◆ **What to do**
Every line that contains "noise" counts once; give the total number of such lines, with no other words.

◆ **Records shown**

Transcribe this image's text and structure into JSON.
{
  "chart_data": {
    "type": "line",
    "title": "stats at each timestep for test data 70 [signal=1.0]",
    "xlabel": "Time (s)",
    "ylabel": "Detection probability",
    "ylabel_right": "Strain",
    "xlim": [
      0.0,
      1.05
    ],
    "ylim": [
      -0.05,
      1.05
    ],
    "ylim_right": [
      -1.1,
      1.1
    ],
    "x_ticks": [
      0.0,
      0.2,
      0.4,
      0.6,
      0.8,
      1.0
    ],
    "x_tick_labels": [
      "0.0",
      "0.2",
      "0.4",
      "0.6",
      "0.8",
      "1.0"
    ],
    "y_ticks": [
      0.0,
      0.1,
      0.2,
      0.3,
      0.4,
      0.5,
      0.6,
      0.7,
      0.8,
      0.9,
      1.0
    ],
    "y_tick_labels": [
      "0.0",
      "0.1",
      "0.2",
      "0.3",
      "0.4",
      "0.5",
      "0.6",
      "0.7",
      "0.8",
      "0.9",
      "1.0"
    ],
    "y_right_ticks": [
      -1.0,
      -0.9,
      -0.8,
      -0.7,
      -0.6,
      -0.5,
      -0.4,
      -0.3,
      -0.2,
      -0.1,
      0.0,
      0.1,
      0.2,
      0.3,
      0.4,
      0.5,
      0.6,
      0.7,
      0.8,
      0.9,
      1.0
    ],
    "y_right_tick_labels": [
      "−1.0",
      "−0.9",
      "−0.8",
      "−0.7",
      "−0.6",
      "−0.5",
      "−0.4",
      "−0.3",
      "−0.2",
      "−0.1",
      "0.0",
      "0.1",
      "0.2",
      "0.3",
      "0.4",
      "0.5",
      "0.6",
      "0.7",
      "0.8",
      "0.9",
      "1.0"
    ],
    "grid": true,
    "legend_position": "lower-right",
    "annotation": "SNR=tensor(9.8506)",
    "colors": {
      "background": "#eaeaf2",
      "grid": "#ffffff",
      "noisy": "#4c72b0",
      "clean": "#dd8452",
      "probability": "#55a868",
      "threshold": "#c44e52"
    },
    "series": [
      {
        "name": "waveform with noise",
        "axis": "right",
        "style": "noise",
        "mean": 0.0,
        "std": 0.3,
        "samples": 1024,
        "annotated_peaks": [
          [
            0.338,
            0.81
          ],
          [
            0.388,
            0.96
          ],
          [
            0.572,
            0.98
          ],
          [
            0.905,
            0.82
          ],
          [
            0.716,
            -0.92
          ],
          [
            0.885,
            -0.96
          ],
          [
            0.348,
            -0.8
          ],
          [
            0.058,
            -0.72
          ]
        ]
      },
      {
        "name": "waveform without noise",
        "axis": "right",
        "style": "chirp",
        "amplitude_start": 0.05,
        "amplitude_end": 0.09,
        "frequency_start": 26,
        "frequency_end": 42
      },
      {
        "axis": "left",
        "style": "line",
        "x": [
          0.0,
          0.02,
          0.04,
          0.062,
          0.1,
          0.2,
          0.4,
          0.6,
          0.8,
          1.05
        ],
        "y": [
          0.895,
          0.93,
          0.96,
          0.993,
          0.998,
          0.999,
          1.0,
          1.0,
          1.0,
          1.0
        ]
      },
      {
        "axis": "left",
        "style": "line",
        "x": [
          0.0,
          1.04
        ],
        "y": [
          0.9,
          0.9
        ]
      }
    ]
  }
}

◆ **Task result**
3